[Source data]

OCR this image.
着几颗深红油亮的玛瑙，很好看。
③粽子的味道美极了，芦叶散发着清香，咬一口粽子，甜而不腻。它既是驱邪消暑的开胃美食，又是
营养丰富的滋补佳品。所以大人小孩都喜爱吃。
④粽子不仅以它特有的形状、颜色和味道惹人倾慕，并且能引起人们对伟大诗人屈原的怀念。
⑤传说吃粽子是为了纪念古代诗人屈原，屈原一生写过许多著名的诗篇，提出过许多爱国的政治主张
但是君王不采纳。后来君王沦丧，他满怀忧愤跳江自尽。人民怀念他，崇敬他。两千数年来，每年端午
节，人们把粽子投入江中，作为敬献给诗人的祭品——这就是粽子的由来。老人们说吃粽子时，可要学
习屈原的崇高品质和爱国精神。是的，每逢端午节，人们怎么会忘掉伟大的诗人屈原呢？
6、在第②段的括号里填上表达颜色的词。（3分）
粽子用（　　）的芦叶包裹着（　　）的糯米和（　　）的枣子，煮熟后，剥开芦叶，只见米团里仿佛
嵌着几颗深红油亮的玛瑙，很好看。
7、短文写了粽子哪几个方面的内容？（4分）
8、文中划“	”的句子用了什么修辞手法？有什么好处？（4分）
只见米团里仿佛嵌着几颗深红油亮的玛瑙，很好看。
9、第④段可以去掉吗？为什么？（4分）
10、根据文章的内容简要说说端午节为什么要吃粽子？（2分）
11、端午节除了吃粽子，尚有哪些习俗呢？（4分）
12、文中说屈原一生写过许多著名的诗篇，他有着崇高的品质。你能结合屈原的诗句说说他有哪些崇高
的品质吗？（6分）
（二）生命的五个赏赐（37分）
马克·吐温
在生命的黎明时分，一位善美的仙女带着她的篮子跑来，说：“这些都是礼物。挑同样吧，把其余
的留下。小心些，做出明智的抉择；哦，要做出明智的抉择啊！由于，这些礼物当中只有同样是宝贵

_Set exercise_: Write out the records above again, keeping each one identical to the original.

_Completed task_:
OCR this image.
着几颗深红油亮的玛瑙，很好看。
③粽子的味道美极了，芦叶散发着清香，咬一口粽子，甜而不腻。它既是驱邪消暑的开胃美食，又是
营养丰富的滋补佳品。所以大人小孩都喜爱吃。
④粽子不仅以它特有的形状、颜色和味道惹人倾慕，并且能引起人们对伟大诗人屈原的怀念。
⑤传说吃粽子是为了纪念古代诗人屈原，屈原一生写过许多著名的诗篇，提出过许多爱国的政治主张
但是君王不采纳。后来君王沦丧，他满怀忧愤跳江自尽。人民怀念他，崇敬他。两千数年来，每年端午
节，人们把粽子投入江中，作为敬献给诗人的祭品——这就是粽子的由来。老人们说吃粽子时，可要学
习屈原的崇高品质和爱国精神。是的，每逢端午节，人们怎么会忘掉伟大的诗人屈原呢？
6、在第②段的括号里填上表达颜色的词。（3分）
粽子用（　　）的芦叶包裹着（　　）的糯米和（　　）的枣子，煮熟后，剥开芦叶，只见米团里仿佛
嵌着几颗深红油亮的玛瑙，很好看。
7、短文写了粽子哪几个方面的内容？（4分）
8、文中划“	”的句子用了什么修辞手法？有什么好处？（4分）
只见米团里仿佛嵌着几颗深红油亮的玛瑙，很好看。
9、第④段可以去掉吗？为什么？（4分）
10、根据文章的内容简要说说端午节为什么要吃粽子？（2分）
11、端午节除了吃粽子，尚有哪些习俗呢？（4分）
12、文中说屈原一生写过许多著名的诗篇，他有着崇高的品质。你能结合屈原的诗句说说他有哪些崇高
的品质吗？（6分）
（二）生命的五个赏赐（37分）
马克·吐温
在生命的黎明时分，一位善美的仙女带着她的篮子跑来，说：“这些都是礼物。挑同样吧，把其余
的留下。小心些，做出明智的抉择；哦，要做出明智的抉择啊！由于，这些礼物当中只有同样是宝贵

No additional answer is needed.